Task prompt:
Output every line below without omitting or altering anything.

Dataset records:

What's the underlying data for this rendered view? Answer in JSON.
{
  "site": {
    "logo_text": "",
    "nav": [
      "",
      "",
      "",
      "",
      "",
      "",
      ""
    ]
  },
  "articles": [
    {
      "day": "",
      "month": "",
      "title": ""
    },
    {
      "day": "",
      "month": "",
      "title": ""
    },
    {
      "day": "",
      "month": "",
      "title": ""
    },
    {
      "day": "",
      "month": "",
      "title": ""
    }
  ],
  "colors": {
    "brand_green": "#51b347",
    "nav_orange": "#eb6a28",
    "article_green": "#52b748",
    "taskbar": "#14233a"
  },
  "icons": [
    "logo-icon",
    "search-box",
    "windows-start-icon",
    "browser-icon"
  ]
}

Full response:
What's the underlying data for this rendered view? Answer in JSON.
{
  "site": {
    "logo_text": "",
    "nav": [
      "",
      "",
      "",
      "",
      "",
      "",
      ""
    ]
  },
  "articles": [
    {
      "day": "",
      "month": "",
      "title": ""
    },
    {
      "day": "",
      "month": "",
      "title": ""
    },
    {
      "day": "",
      "month": "",
      "title": ""
    },
    {
      "day": "",
      "month": "",
      "title": ""
    }
  ],
  "colors": {
    "brand_green": "#51b347",
    "nav_orange": "#eb6a28",
    "article_green": "#52b748",
    "taskbar": "#14233a"
  },
  "icons": [
    "logo-icon",
    "search-box",
    "windows-start-icon",
    "browser-icon"
  ]
}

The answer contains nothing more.